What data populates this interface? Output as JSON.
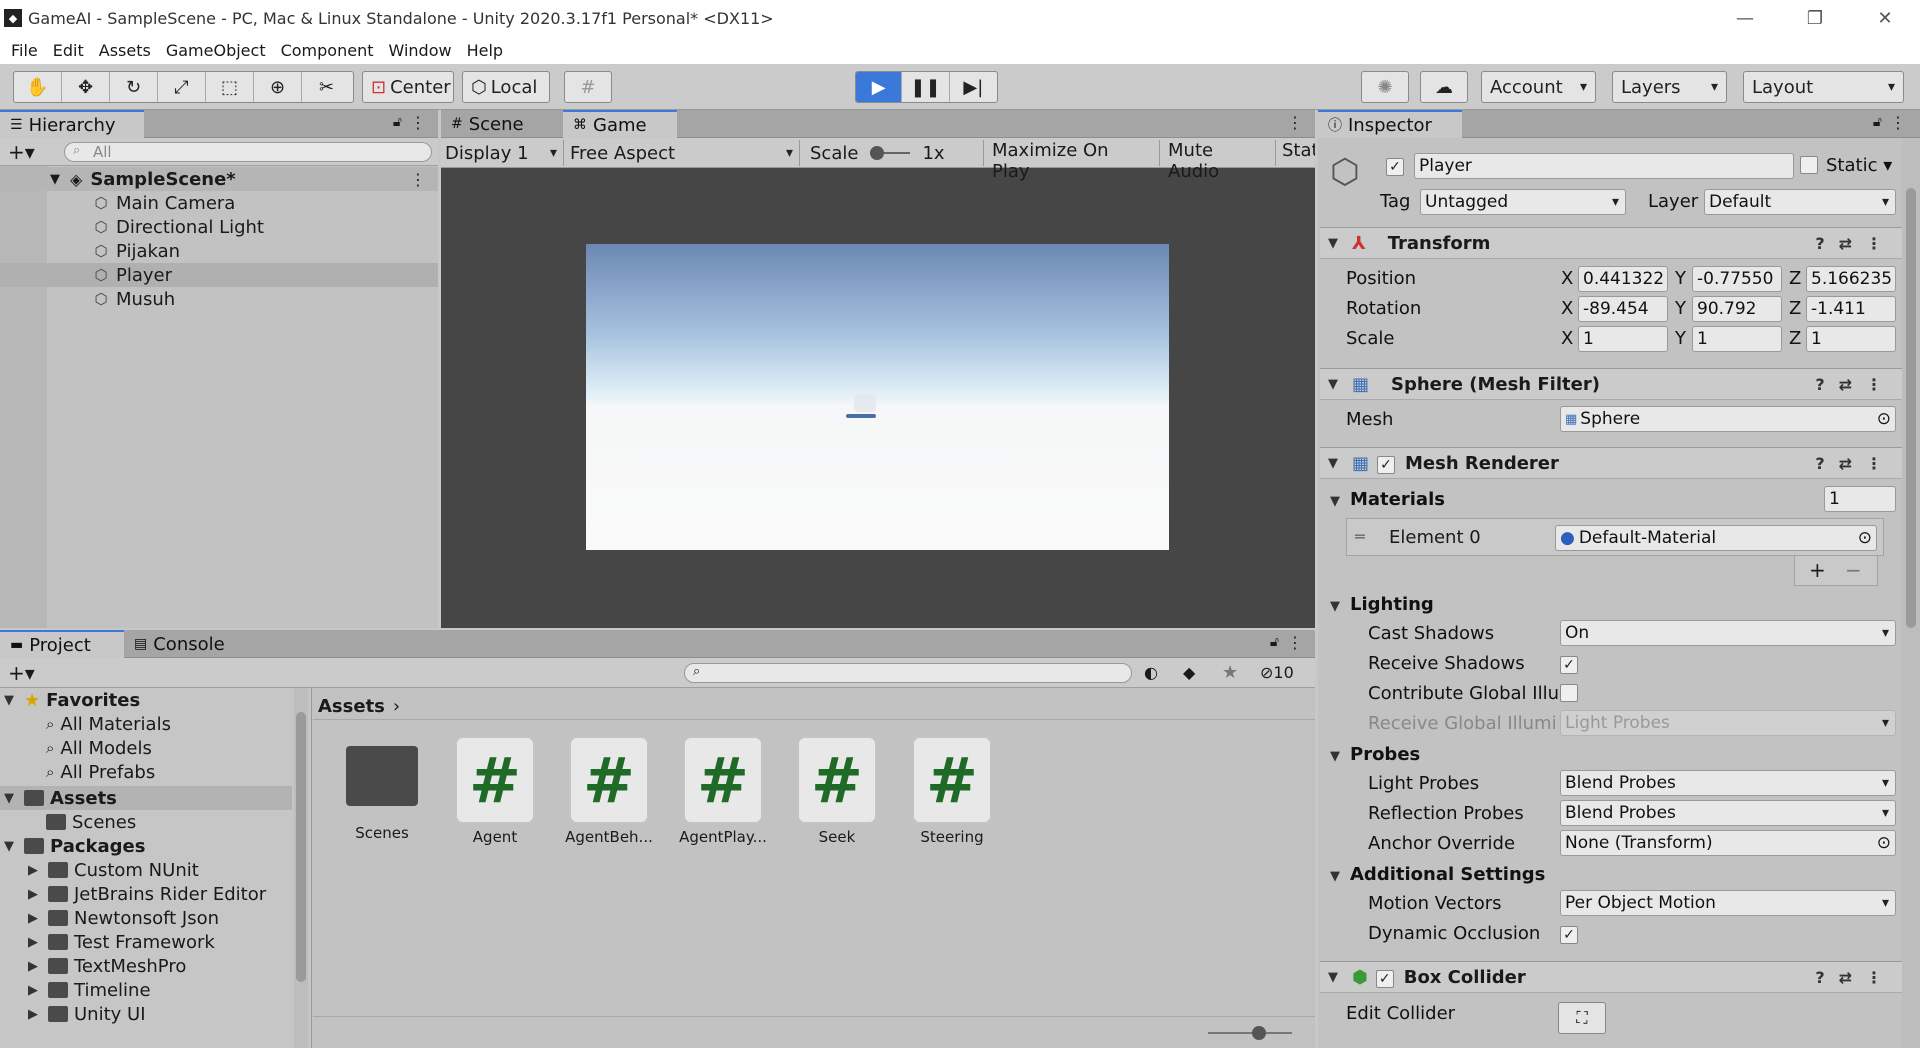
{
  "window": {
    "title": "GameAI - SampleScene - PC, Mac & Linux Standalone - Unity 2020.3.17f1 Personal* <DX11>"
  },
  "menu": [
    "File",
    "Edit",
    "Assets",
    "GameObject",
    "Component",
    "Window",
    "Help"
  ],
  "toolbar": {
    "pivot": "Center",
    "space": "Local",
    "account": "Account",
    "layers": "Layers",
    "layout": "Layout"
  },
  "hierarchy": {
    "tab": "Hierarchy",
    "search_placeholder": "All",
    "scene": "SampleScene*",
    "items": [
      "Main Camera",
      "Directional Light",
      "Pijakan",
      "Player",
      "Musuh"
    ]
  },
  "game": {
    "tabs": [
      "Scene",
      "Game"
    ],
    "display": "Display 1",
    "aspect": "Free Aspect",
    "scale_label": "Scale",
    "scale_value": "1x",
    "maximize": "Maximize On Play",
    "mute": "Mute Audio",
    "stats": "Stat"
  },
  "project": {
    "tabs": [
      "Project",
      "Console"
    ],
    "hidden_count": "10",
    "breadcrumb": "Assets",
    "favorites_label": "Favorites",
    "favorites": [
      "All Materials",
      "All Models",
      "All Prefabs"
    ],
    "assets_label": "Assets",
    "assets_children": [
      "Scenes"
    ],
    "packages_label": "Packages",
    "packages": [
      "Custom NUnit",
      "JetBrains Rider Editor",
      "Newtonsoft Json",
      "Test Framework",
      "TextMeshPro",
      "Timeline",
      "Unity UI"
    ],
    "grid": [
      {
        "name": "Scenes",
        "type": "folder"
      },
      {
        "name": "Agent",
        "type": "script"
      },
      {
        "name": "AgentBeh...",
        "type": "script"
      },
      {
        "name": "AgentPlay...",
        "type": "script"
      },
      {
        "name": "Seek",
        "type": "script"
      },
      {
        "name": "Steering",
        "type": "script"
      }
    ]
  },
  "inspector": {
    "tab": "Inspector",
    "object_name": "Player",
    "static_label": "Static",
    "tag_label": "Tag",
    "tag_value": "Untagged",
    "layer_label": "Layer",
    "layer_value": "Default",
    "transform": {
      "title": "Transform",
      "position_label": "Position",
      "rotation_label": "Rotation",
      "scale_label": "Scale",
      "position": [
        "0.441322",
        "-0.77550",
        "5.166235"
      ],
      "rotation": [
        "-89.454",
        "90.792",
        "-1.411"
      ],
      "scale": [
        "1",
        "1",
        "1"
      ],
      "axes": [
        "X",
        "Y",
        "Z"
      ]
    },
    "mesh_filter": {
      "title": "Sphere (Mesh Filter)",
      "mesh_label": "Mesh",
      "mesh_value": "Sphere"
    },
    "mesh_renderer": {
      "title": "Mesh Renderer",
      "materials_label": "Materials",
      "materials_count": "1",
      "element_label": "Element 0",
      "element_value": "Default-Material",
      "lighting_label": "Lighting",
      "cast_shadows_label": "Cast Shadows",
      "cast_shadows_value": "On",
      "receive_shadows_label": "Receive Shadows",
      "contribute_gi_label": "Contribute Global Illui",
      "receive_gi_label": "Receive Global Illumi",
      "receive_gi_value": "Light Probes",
      "probes_label": "Probes",
      "light_probes_label": "Light Probes",
      "light_probes_value": "Blend Probes",
      "reflection_probes_label": "Reflection Probes",
      "reflection_probes_value": "Blend Probes",
      "anchor_label": "Anchor Override",
      "anchor_value": "None (Transform)",
      "additional_label": "Additional Settings",
      "motion_vectors_label": "Motion Vectors",
      "motion_vectors_value": "Per Object Motion",
      "dynamic_occlusion_label": "Dynamic Occlusion"
    },
    "box_collider": {
      "title": "Box Collider",
      "edit_label": "Edit Collider"
    }
  },
  "colors": {
    "play_active": "#3a79d9",
    "script_hash": "#1f6a26",
    "panel_bg": "#c2c2c2"
  }
}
******************************
Direction
Return all lines with the word "Unity" in them.

Solution for this exercise
    "title": "GameAI - SampleScene - PC, Mac & Linux Standalone - Unity 2020.3.17f1 Personal* <DX11>"
      "Unity UI"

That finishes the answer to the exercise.